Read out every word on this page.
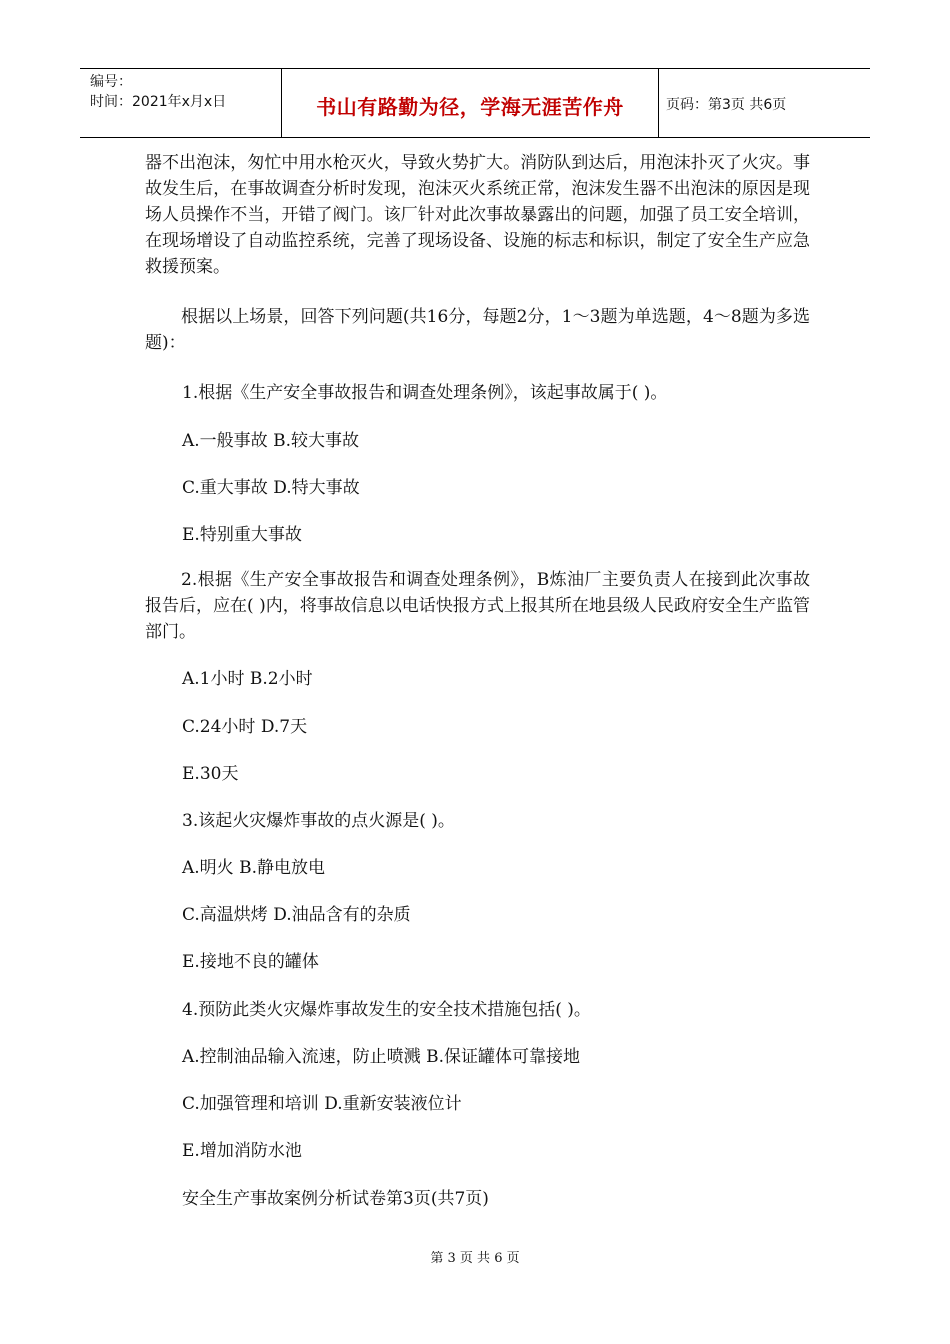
编号：
时间：2021年x月x日	书山有路勤为径，学海无涯苦作舟	页码：第3页 共6页
器不出泡沫，匆忙中用水枪灭火，导致火势扩大。消防队到达后，用泡沫扑灭了火灾。事故发生后，在事故调查分析时发现，泡沫灭火系统正常，泡沫发生器不出泡沫的原因是现场人员操作不当，开错了阀门。该厂针对此次事故暴露出的问题，加强了员工安全培训，在现场增设了自动监控系统，完善了现场设备、设施的标志和标识，制定了安全生产应急救援预案。
根据以上场景，回答下列问题(共16分，每题2分，1～3题为单选题，4～8题为多选题)：
1.根据《生产安全事故报告和调查处理条例》，该起事故属于( )。
A.一般事故 B.较大事故
C.重大事故 D.特大事故
E.特别重大事故
2.根据《生产安全事故报告和调查处理条例》，B炼油厂主要负责人在接到此次事故报告后，应在( )内，将事故信息以电话快报方式上报其所在地县级人民政府安全生产监管部门。
A.1小时 B.2小时
C.24小时 D.7天
E.30天
3.该起火灾爆炸事故的点火源是( )。
A.明火 B.静电放电
C.高温烘烤 D.油品含有的杂质
E.接地不良的罐体
4.预防此类火灾爆炸事故发生的安全技术措施包括( )。
A.控制油品输入流速，防止喷溅 B.保证罐体可靠接地
C.加强管理和培训 D.重新安装液位计
E.增加消防水池
安全生产事故案例分析试卷第3页(共7页)
第 3 页 共 6 页
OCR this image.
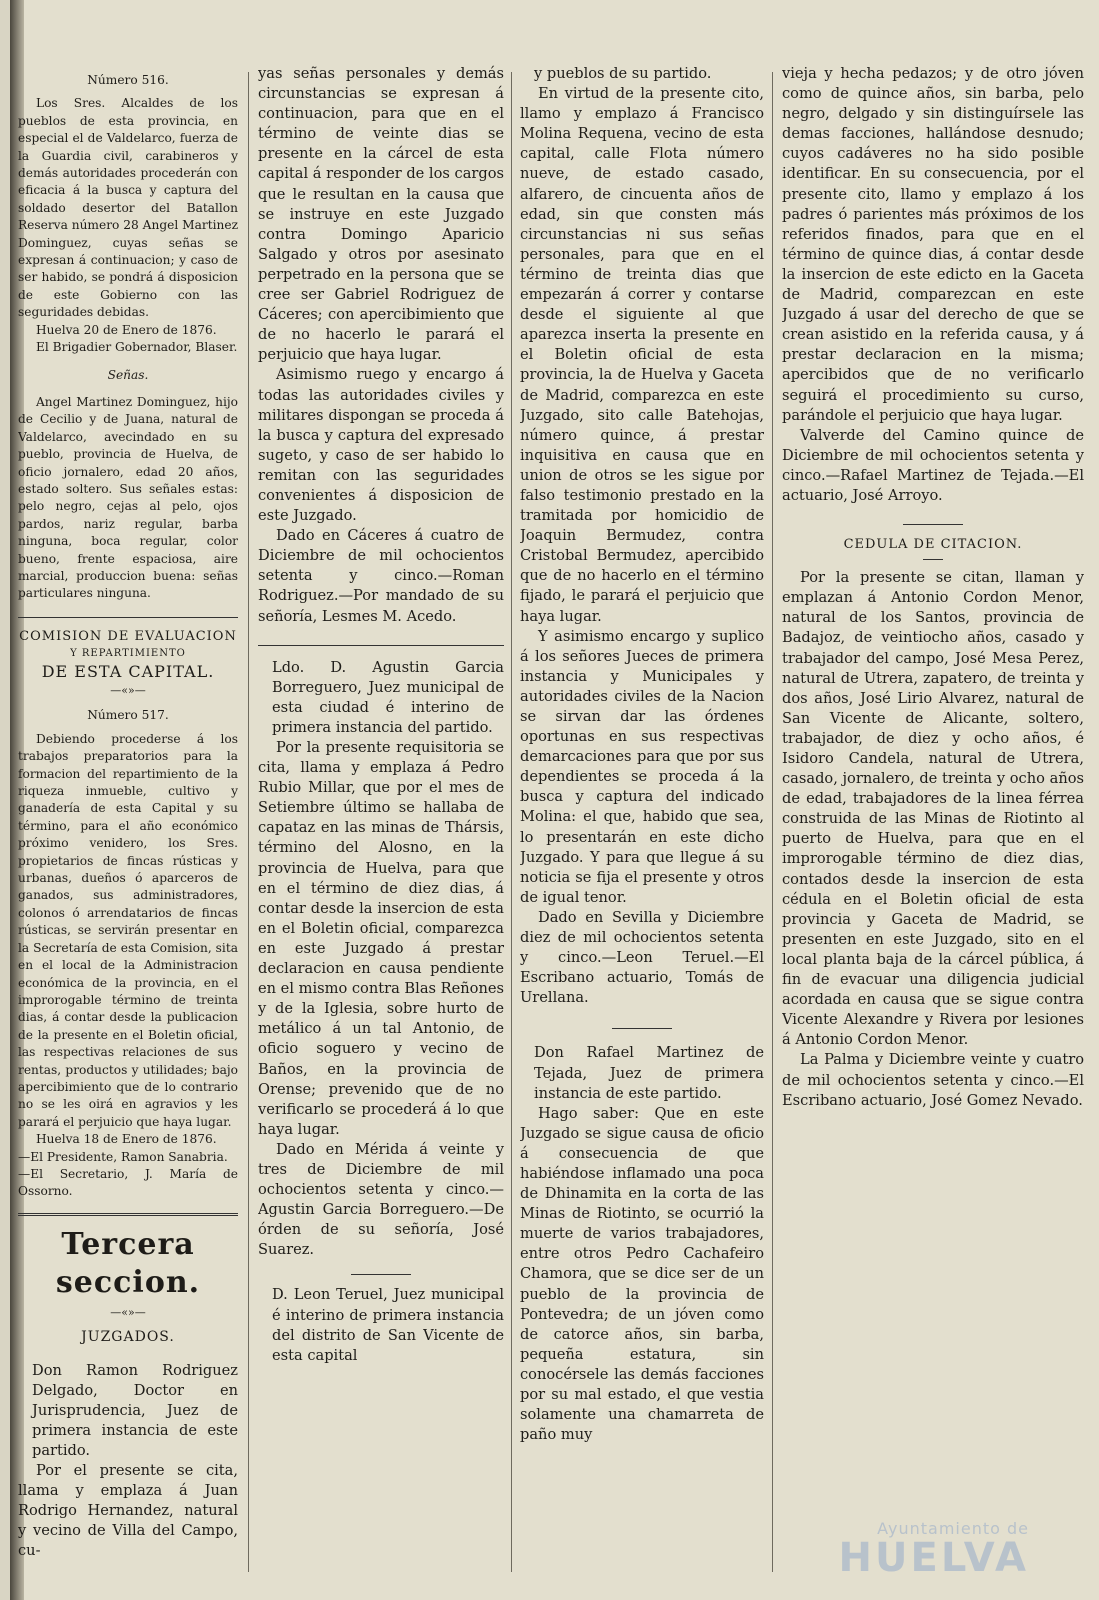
Número 516.

Los Sres. Alcaldes de los pueblos de esta provincia, en especial el de Valdelarco, fuerza de la Guardia civil, carabineros y demás autoridades procederán con eficacia á la busca y captura del soldado desertor del Batallon Reserva número 28 Angel Martinez Dominguez, cuyas señas se expresan á continuacion; y caso de ser habido, se pondrá á disposicion de este Gobierno con las seguridades debidas.

Huelva 20 de Enero de 1876.

El Brigadier Gobernador, Blaser.

Señas.

Angel Martinez Dominguez, hijo de Cecilio y de Juana, natural de Valdelarco, avecindado en su pueblo, provincia de Huelva, de oficio jornalero, edad 20 años, estado soltero. Sus señales estas: pelo negro, cejas al pelo, ojos pardos, nariz regular, barba ninguna, boca regular, color bueno, frente espaciosa, aire marcial, produccion buena: señas particulares ninguna.

COMISION DE EVALUACION

Y REPARTIMIENTO

DE ESTA CAPITAL.

—«»—

Número 517.

Debiendo procederse á los trabajos preparatorios para la formacion del repartimiento de la riqueza inmueble, cultivo y ganadería de esta Capital y su término, para el año económico próximo venidero, los Sres. propietarios de fincas rústicas y urbanas, dueños ó aparceros de ganados, sus administradores, colonos ó arrendatarios de fincas rústicas, se servirán presentar en la Secretaría de esta Comision, sita en el local de la Administracion económica de la provincia, en el improrogable término de treinta dias, á contar desde la publicacion de la presente en el Boletin oficial, las respectivas relaciones de sus rentas, productos y utilidades; bajo apercibimiento que de lo contrario no se les oirá en agravios y les parará el perjuicio que haya lugar.

Huelva 18 de Enero de 1876.

—El Presidente, Ramon Sanabria.

—El Secretario, J. María de Ossorno.

Tercera seccion.

—«»—

JUZGADOS.

Don Ramon Rodriguez Delgado, Doctor en Jurisprudencia, Juez de primera instancia de este partido.

Por el presente se cita, llama y emplaza á Juan Rodrigo Hernandez, natural y vecino de Villa del Campo, cu-

yas señas personales y demás circunstancias se expresan á continuacion, para que en el término de veinte dias se presente en la cárcel de esta capital á responder de los cargos que le resultan en la causa que se instruye en este Juzgado contra Domingo Aparicio Salgado y otros por asesinato perpetrado en la persona que se cree ser Gabriel Rodriguez de Cáceres; con apercibimiento que de no hacerlo le parará el perjuicio que haya lugar.

Asimismo ruego y encargo á todas las autoridades civiles y militares dispongan se proceda á la busca y captura del expresado sugeto, y caso de ser habido lo remitan con las seguridades convenientes á disposicion de este Juzgado.

Dado en Cáceres á cuatro de Diciembre de mil ochocientos setenta y cinco.—Roman Rodriguez.—Por mandado de su señoría, Lesmes M. Acedo.

Ldo. D. Agustin Garcia Borreguero, Juez municipal de esta ciudad é interino de primera instancia del partido.

Por la presente requisitoria se cita, llama y emplaza á Pedro Rubio Millar, que por el mes de Setiembre último se hallaba de capataz en las minas de Thársis, término del Alosno, en la provincia de Huelva, para que en el término de diez dias, á contar desde la insercion de esta en el Boletin oficial, comparezca en este Juzgado á prestar declaracion en causa pendiente en el mismo contra Blas Reñones y de la Iglesia, sobre hurto de metálico á un tal Antonio, de oficio soguero y vecino de Baños, en la provincia de Orense; prevenido que de no verificarlo se procederá á lo que haya lugar.

Dado en Mérida á veinte y tres de Diciembre de mil ochocientos setenta y cinco.—Agustin Garcia Borreguero.—De órden de su señoría, José Suarez.

D. Leon Teruel, Juez municipal é interino de primera instancia del distrito de San Vicente de esta capital

y pueblos de su partido.

En virtud de la presente cito, llamo y emplazo á Francisco Molina Requena, vecino de esta capital, calle Flota número nueve, de estado casado, alfarero, de cincuenta años de edad, sin que consten más circunstancias ni sus señas personales, para que en el término de treinta dias que empezarán á correr y contarse desde el siguiente al que aparezca inserta la presente en el Boletin oficial de esta provincia, la de Huelva y Gaceta de Madrid, comparezca en este Juzgado, sito calle Batehojas, número quince, á prestar inquisitiva en causa que en union de otros se les sigue por falso testimonio prestado en la tramitada por homicidio de Joaquin Bermudez, contra Cristobal Bermudez, apercibido que de no hacerlo en el término fijado, le parará el perjuicio que haya lugar.

Y asimismo encargo y suplico á los señores Jueces de primera instancia y Municipales y autoridades civiles de la Nacion se sirvan dar las órdenes oportunas en sus respectivas demarcaciones para que por sus dependientes se proceda á la busca y captura del indicado Molina: el que, habido que sea, lo presentarán en este dicho Juzgado. Y para que llegue á su noticia se fija el presente y otros de igual tenor.

Dado en Sevilla y Diciembre diez de mil ochocientos setenta y cinco.—Leon Teruel.—El Escribano actuario, Tomás de Urellana.

Don Rafael Martinez de Tejada, Juez de primera instancia de este partido.

Hago saber: Que en este Juzgado se sigue causa de oficio á consecuencia de que habiéndose inflamado una poca de Dhinamita en la corta de las Minas de Riotinto, se ocurrió la muerte de varios trabajadores, entre otros Pedro Cachafeiro Chamora, que se dice ser de un pueblo de la provincia de Pontevedra; de un jóven como de catorce años, sin barba, pequeña estatura, sin conocérsele las demás facciones por su mal estado, el que vestia solamente una chamarreta de paño muy

vieja y hecha pedazos; y de otro jóven como de quince años, sin barba, pelo negro, delgado y sin distinguírsele las demas facciones, hallándose desnudo; cuyos cadáveres no ha sido posible identificar. En su consecuencia, por el presente cito, llamo y emplazo á los padres ó parientes más próximos de los referidos finados, para que en el término de quince dias, á contar desde la insercion de este edicto en la Gaceta de Madrid, comparezcan en este Juzgado á usar del derecho de que se crean asistido en la referida causa, y á prestar declaracion en la misma; apercibidos que de no verificarlo seguirá el procedimiento su curso, parándole el perjuicio que haya lugar.

Valverde del Camino quince de Diciembre de mil ochocientos setenta y cinco.—Rafael Martinez de Tejada.—El actuario, José Arroyo.

CEDULA DE CITACION.

Por la presente se citan, llaman y emplazan á Antonio Cordon Menor, natural de los Santos, provincia de Badajoz, de veintiocho años, casado y trabajador del campo, José Mesa Perez, natural de Utrera, zapatero, de treinta y dos años, José Lirio Alvarez, natural de San Vicente de Alicante, soltero, trabajador, de diez y ocho años, é Isidoro Candela, natural de Utrera, casado, jornalero, de treinta y ocho años de edad, trabajadores de la linea férrea construida de las Minas de Riotinto al puerto de Huelva, para que en el improrogable término de diez dias, contados desde la insercion de esta cédula en el Boletin oficial de esta provincia y Gaceta de Madrid, se presenten en este Juzgado, sito en el local planta baja de la cárcel pública, á fin de evacuar una diligencia judicial acordada en causa que se sigue contra Vicente Alexandre y Rivera por lesiones á Antonio Cordon Menor.

La Palma y Diciembre veinte y cuatro de mil ochocientos setenta y cinco.—El Escribano actuario, José Gomez Nevado.

Ayuntamiento de
HUELVA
_ _ _ _
• **REQUIRED WORK**
How many lines in these entries contain the string "Escribano"? State the number and nothing more.

• **COMPLETED TASK**
2